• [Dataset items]
- - - -
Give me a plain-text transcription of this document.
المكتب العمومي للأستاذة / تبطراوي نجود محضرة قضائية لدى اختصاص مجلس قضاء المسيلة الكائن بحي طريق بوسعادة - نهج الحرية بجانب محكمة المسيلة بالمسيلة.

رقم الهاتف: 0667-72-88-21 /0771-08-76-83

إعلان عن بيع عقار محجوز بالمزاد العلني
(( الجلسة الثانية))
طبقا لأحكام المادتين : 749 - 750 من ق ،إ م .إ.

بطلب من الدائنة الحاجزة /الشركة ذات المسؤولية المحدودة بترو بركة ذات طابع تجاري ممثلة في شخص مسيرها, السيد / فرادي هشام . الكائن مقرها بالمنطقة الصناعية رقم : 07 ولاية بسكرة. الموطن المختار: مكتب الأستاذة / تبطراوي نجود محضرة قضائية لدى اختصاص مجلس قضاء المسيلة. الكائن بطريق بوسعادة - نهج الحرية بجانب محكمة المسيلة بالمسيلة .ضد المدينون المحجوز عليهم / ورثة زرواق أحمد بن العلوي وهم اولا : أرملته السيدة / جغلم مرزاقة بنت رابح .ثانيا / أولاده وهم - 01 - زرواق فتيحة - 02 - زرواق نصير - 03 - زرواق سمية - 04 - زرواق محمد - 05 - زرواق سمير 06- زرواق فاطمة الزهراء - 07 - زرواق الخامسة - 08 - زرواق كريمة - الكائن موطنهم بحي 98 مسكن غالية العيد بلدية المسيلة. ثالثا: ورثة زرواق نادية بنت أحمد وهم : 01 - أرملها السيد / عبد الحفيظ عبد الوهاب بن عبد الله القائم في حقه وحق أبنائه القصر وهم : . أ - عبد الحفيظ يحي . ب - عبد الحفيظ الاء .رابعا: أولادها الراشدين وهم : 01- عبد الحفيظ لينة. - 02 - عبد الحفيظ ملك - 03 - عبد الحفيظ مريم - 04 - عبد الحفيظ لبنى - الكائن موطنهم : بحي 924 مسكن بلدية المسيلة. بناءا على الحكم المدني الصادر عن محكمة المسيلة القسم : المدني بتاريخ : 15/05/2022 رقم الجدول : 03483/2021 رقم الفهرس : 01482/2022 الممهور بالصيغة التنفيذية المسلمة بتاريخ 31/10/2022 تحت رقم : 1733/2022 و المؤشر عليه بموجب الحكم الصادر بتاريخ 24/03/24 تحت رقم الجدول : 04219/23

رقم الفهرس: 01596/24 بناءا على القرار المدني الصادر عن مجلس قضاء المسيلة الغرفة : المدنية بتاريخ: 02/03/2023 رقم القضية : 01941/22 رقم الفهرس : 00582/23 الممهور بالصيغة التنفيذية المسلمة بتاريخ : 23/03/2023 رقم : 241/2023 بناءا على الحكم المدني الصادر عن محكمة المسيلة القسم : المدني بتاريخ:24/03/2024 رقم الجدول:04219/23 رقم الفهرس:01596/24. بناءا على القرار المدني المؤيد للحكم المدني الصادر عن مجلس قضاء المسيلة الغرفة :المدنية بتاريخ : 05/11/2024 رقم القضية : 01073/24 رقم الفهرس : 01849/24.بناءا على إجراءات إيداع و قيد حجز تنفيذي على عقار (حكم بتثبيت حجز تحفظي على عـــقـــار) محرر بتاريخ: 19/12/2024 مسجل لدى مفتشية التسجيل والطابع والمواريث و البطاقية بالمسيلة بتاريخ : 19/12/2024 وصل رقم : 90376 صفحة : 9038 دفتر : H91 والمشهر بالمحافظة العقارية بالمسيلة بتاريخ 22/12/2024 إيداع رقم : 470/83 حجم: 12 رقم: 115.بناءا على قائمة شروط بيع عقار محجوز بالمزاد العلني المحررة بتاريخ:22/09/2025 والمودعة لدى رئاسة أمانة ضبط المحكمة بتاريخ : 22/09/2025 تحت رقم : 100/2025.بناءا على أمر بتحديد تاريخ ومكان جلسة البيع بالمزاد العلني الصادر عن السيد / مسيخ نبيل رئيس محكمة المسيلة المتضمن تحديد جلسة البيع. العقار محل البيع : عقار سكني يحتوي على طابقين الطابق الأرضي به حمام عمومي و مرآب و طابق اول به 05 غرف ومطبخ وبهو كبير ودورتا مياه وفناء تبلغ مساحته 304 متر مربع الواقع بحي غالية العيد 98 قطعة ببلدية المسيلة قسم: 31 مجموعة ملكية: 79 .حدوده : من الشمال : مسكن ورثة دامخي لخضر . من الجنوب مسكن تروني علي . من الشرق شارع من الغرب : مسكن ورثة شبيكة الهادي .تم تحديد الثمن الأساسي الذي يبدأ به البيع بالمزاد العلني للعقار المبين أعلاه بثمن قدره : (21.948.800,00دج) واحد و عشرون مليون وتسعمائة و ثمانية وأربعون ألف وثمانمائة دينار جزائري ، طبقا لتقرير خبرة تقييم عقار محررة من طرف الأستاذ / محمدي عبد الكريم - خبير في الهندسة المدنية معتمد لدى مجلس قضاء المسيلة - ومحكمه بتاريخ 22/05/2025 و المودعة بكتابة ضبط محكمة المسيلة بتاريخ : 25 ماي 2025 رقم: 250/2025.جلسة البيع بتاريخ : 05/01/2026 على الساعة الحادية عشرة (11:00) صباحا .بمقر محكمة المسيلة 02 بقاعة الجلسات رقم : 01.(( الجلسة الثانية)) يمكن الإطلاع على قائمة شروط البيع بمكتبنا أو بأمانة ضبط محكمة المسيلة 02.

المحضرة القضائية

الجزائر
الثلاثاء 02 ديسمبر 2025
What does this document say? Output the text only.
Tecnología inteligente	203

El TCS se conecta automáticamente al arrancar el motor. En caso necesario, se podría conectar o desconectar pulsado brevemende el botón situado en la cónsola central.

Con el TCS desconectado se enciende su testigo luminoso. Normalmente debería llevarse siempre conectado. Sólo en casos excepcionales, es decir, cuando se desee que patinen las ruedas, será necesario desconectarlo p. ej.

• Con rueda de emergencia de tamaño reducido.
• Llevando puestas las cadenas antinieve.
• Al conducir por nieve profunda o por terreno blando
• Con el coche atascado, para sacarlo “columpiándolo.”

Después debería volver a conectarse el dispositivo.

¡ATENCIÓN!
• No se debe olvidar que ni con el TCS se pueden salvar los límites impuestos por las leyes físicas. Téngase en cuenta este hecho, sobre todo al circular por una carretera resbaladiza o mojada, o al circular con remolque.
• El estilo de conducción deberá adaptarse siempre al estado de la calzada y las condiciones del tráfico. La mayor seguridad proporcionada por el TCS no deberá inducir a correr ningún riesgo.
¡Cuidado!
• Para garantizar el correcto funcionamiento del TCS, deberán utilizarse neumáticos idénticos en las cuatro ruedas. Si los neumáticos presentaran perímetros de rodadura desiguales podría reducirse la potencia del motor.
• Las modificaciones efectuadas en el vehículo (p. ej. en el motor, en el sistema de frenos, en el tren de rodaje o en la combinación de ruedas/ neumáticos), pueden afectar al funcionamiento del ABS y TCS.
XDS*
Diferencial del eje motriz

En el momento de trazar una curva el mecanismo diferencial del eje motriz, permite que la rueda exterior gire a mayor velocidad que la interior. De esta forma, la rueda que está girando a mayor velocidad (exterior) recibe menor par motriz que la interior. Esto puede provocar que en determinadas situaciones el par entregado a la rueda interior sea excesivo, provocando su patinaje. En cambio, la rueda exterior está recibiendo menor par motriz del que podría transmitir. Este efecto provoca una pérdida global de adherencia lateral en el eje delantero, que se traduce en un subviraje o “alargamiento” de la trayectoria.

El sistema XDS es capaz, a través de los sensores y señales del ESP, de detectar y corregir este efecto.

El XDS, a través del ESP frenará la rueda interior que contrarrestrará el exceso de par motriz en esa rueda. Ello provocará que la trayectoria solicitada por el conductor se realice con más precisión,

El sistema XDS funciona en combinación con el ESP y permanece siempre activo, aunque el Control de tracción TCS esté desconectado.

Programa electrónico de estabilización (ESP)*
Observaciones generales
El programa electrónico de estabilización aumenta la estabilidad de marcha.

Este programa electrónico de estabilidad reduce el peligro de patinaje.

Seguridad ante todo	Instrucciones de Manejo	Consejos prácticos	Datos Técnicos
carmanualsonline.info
- - - -
Count every line of the records that holds the string "pueden". Write only the total.

2